* begin Data provided *
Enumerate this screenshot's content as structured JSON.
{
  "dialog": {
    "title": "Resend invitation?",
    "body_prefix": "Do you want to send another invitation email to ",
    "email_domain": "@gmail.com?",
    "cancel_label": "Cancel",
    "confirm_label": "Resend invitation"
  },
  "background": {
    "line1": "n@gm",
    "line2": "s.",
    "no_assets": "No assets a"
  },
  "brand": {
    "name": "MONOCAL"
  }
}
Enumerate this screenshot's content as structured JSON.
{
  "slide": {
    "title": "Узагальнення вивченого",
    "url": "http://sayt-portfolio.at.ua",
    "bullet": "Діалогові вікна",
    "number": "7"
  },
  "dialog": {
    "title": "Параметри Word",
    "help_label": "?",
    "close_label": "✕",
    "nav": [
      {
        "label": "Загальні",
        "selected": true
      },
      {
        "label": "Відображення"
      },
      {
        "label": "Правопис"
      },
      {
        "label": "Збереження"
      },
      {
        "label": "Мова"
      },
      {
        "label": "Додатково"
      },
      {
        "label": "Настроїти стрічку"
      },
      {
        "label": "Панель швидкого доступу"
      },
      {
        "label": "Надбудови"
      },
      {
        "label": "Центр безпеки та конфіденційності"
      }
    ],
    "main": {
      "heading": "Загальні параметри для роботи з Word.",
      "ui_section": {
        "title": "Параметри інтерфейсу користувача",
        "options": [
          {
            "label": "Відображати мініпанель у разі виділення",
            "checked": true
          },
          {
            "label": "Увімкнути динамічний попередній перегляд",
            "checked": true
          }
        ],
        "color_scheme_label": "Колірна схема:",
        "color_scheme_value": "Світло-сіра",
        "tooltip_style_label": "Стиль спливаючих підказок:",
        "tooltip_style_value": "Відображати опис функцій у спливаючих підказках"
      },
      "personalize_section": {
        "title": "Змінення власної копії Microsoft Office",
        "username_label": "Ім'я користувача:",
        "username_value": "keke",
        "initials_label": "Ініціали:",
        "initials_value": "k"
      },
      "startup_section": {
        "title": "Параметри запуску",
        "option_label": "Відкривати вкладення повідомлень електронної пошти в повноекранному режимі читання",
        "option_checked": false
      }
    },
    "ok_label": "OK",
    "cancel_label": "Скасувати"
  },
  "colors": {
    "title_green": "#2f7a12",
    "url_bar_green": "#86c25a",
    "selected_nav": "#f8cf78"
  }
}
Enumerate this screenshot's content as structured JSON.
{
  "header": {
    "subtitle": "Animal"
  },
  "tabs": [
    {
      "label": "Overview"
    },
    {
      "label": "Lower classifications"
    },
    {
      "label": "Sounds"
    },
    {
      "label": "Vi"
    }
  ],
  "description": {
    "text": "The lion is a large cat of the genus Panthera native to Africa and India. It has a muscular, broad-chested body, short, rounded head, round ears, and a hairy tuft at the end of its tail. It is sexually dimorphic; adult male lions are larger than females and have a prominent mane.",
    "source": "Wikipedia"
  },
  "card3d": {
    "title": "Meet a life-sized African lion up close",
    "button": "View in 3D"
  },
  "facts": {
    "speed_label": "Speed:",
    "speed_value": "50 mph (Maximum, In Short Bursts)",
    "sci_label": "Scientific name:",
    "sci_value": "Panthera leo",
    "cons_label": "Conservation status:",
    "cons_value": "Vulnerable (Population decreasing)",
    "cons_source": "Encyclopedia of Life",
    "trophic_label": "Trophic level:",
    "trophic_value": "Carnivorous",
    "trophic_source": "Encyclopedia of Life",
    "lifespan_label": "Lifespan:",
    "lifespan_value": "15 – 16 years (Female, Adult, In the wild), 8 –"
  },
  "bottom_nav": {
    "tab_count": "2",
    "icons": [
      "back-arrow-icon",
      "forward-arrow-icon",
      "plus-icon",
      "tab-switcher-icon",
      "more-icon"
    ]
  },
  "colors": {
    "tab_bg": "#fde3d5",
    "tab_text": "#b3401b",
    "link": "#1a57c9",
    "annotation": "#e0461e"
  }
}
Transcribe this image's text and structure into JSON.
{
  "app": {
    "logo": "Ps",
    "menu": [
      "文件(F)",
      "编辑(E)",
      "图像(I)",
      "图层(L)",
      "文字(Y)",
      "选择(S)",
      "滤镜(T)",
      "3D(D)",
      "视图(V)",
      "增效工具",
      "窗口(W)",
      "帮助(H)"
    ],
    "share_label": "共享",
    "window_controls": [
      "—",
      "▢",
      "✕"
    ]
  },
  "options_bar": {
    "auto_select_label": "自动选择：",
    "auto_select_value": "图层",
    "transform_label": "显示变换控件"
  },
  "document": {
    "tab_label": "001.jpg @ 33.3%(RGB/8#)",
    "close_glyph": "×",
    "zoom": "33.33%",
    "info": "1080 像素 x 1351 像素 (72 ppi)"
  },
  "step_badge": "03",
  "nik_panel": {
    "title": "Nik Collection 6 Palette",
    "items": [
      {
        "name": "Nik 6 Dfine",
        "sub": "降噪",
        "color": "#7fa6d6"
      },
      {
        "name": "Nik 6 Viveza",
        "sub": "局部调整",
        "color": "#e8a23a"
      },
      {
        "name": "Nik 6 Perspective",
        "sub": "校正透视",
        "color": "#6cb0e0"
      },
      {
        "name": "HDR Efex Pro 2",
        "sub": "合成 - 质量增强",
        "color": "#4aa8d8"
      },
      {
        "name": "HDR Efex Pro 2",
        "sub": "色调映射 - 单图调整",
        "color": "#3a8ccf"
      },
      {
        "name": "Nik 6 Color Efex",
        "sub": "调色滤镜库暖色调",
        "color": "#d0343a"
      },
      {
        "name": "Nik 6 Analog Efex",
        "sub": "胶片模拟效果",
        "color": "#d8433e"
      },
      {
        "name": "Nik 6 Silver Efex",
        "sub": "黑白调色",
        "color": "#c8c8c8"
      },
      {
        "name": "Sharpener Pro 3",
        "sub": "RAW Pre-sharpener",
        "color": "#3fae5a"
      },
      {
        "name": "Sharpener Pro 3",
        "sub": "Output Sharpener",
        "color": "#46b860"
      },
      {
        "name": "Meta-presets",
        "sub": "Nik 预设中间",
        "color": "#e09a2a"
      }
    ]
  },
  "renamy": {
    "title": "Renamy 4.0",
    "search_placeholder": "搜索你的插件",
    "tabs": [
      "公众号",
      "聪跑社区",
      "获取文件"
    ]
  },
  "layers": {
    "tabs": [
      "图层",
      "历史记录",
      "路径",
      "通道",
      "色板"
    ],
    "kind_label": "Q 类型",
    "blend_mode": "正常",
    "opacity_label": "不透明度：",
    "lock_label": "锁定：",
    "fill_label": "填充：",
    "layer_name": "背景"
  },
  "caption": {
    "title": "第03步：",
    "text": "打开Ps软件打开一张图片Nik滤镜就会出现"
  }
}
* end Data provided *
> Your goal
Write out each line of the data above again, exactly as given.

> The answer
Enumerate this screenshot's content as structured JSON.
{
  "dialog": {
    "title": "Resend invitation?",
    "body_prefix": "Do you want to send another invitation email to ",
    "email_domain": "@gmail.com?",
    "cancel_label": "Cancel",
    "confirm_label": "Resend invitation"
  },
  "background": {
    "line1": "n@gm",
    "line2": "s.",
    "no_assets": "No assets a"
  },
  "brand": {
    "name": "MONOCAL"
  }
}
Enumerate this screenshot's content as structured JSON.
{
  "slide": {
    "title": "Узагальнення вивченого",
    "url": "http://sayt-portfolio.at.ua",
    "bullet": "Діалогові вікна",
    "number": "7"
  },
  "dialog": {
    "title": "Параметри Word",
    "help_label": "?",
    "close_label": "✕",
    "nav": [
      {
        "label": "Загальні",
        "selected": true
      },
      {
        "label": "Відображення"
      },
      {
        "label": "Правопис"
      },
      {
        "label": "Збереження"
      },
      {
        "label": "Мова"
      },
      {
        "label": "Додатково"
      },
      {
        "label": "Настроїти стрічку"
      },
      {
        "label": "Панель швидкого доступу"
      },
      {
        "label": "Надбудови"
      },
      {
        "label": "Центр безпеки та конфіденційності"
      }
    ],
    "main": {
      "heading": "Загальні параметри для роботи з Word.",
      "ui_section": {
        "title": "Параметри інтерфейсу користувача",
        "options": [
          {
            "label": "Відображати мініпанель у разі виділення",
            "checked": true
          },
          {
            "label": "Увімкнути динамічний попередній перегляд",
            "checked": true
          }
        ],
        "color_scheme_label": "Колірна схема:",
        "color_scheme_value": "Світло-сіра",
        "tooltip_style_label": "Стиль спливаючих підказок:",
        "tooltip_style_value": "Відображати опис функцій у спливаючих підказках"
      },
      "personalize_section": {
        "title": "Змінення власної копії Microsoft Office",
        "username_label": "Ім'я користувача:",
        "username_value": "keke",
        "initials_label": "Ініціали:",
        "initials_value": "k"
      },
      "startup_section": {
        "title": "Параметри запуску",
        "option_label": "Відкривати вкладення повідомлень електронної пошти в повноекранному режимі читання",
        "option_checked": false
      }
    },
    "ok_label": "OK",
    "cancel_label": "Скасувати"
  },
  "colors": {
    "title_green": "#2f7a12",
    "url_bar_green": "#86c25a",
    "selected_nav": "#f8cf78"
  }
}
Enumerate this screenshot's content as structured JSON.
{
  "header": {
    "subtitle": "Animal"
  },
  "tabs": [
    {
      "label": "Overview"
    },
    {
      "label": "Lower classifications"
    },
    {
      "label": "Sounds"
    },
    {
      "label": "Vi"
    }
  ],
  "description": {
    "text": "The lion is a large cat of the genus Panthera native to Africa and India. It has a muscular, broad-chested body, short, rounded head, round ears, and a hairy tuft at the end of its tail. It is sexually dimorphic; adult male lions are larger than females and have a prominent mane.",
    "source": "Wikipedia"
  },
  "card3d": {
    "title": "Meet a life-sized African lion up close",
    "button": "View in 3D"
  },
  "facts": {
    "speed_label": "Speed:",
    "speed_value": "50 mph (Maximum, In Short Bursts)",
    "sci_label": "Scientific name:",
    "sci_value": "Panthera leo",
    "cons_label": "Conservation status:",
    "cons_value": "Vulnerable (Population decreasing)",
    "cons_source": "Encyclopedia of Life",
    "trophic_label": "Trophic level:",
    "trophic_value": "Carnivorous",
    "trophic_source": "Encyclopedia of Life",
    "lifespan_label": "Lifespan:",
    "lifespan_value": "15 – 16 years (Female, Adult, In the wild), 8 –"
  },
  "bottom_nav": {
    "tab_count": "2",
    "icons": [
      "back-arrow-icon",
      "forward-arrow-icon",
      "plus-icon",
      "tab-switcher-icon",
      "more-icon"
    ]
  },
  "colors": {
    "tab_bg": "#fde3d5",
    "tab_text": "#b3401b",
    "link": "#1a57c9",
    "annotation": "#e0461e"
  }
}
Transcribe this image's text and structure into JSON.
{
  "app": {
    "logo": "Ps",
    "menu": [
      "文件(F)",
      "编辑(E)",
      "图像(I)",
      "图层(L)",
      "文字(Y)",
      "选择(S)",
      "滤镜(T)",
      "3D(D)",
      "视图(V)",
      "增效工具",
      "窗口(W)",
      "帮助(H)"
    ],
    "share_label": "共享",
    "window_controls": [
      "—",
      "▢",
      "✕"
    ]
  },
  "options_bar": {
    "auto_select_label": "自动选择：",
    "auto_select_value": "图层",
    "transform_label": "显示变换控件"
  },
  "document": {
    "tab_label": "001.jpg @ 33.3%(RGB/8#)",
    "close_glyph": "×",
    "zoom": "33.33%",
    "info": "1080 像素 x 1351 像素 (72 ppi)"
  },
  "step_badge": "03",
  "nik_panel": {
    "title": "Nik Collection 6 Palette",
    "items": [
      {
        "name": "Nik 6 Dfine",
        "sub": "降噪",
        "color": "#7fa6d6"
      },
      {
        "name": "Nik 6 Viveza",
        "sub": "局部调整",
        "color": "#e8a23a"
      },
      {
        "name": "Nik 6 Perspective",
        "sub": "校正透视",
        "color": "#6cb0e0"
      },
      {
        "name": "HDR Efex Pro 2",
        "sub": "合成 - 质量增强",
        "color": "#4aa8d8"
      },
      {
        "name": "HDR Efex Pro 2",
        "sub": "色调映射 - 单图调整",
        "color": "#3a8ccf"
      },
      {
        "name": "Nik 6 Color Efex",
        "sub": "调色滤镜库暖色调",
        "color": "#d0343a"
      },
      {
        "name": "Nik 6 Analog Efex",
        "sub": "胶片模拟效果",
        "color": "#d8433e"
      },
      {
        "name": "Nik 6 Silver Efex",
        "sub": "黑白调色",
        "color": "#c8c8c8"
      },
      {
        "name": "Sharpener Pro 3",
        "sub": "RAW Pre-sharpener",
        "color": "#3fae5a"
      },
      {
        "name": "Sharpener Pro 3",
        "sub": "Output Sharpener",
        "color": "#46b860"
      },
      {
        "name": "Meta-presets",
        "sub": "Nik 预设中间",
        "color": "#e09a2a"
      }
    ]
  },
  "renamy": {
    "title": "Renamy 4.0",
    "search_placeholder": "搜索你的插件",
    "tabs": [
      "公众号",
      "聪跑社区",
      "获取文件"
    ]
  },
  "layers": {
    "tabs": [
      "图层",
      "历史记录",
      "路径",
      "通道",
      "色板"
    ],
    "kind_label": "Q 类型",
    "blend_mode": "正常",
    "opacity_label": "不透明度：",
    "lock_label": "锁定：",
    "fill_label": "填充：",
    "layer_name": "背景"
  },
  "caption": {
    "title": "第03步：",
    "text": "打开Ps软件打开一张图片Nik滤镜就会出现"
  }
}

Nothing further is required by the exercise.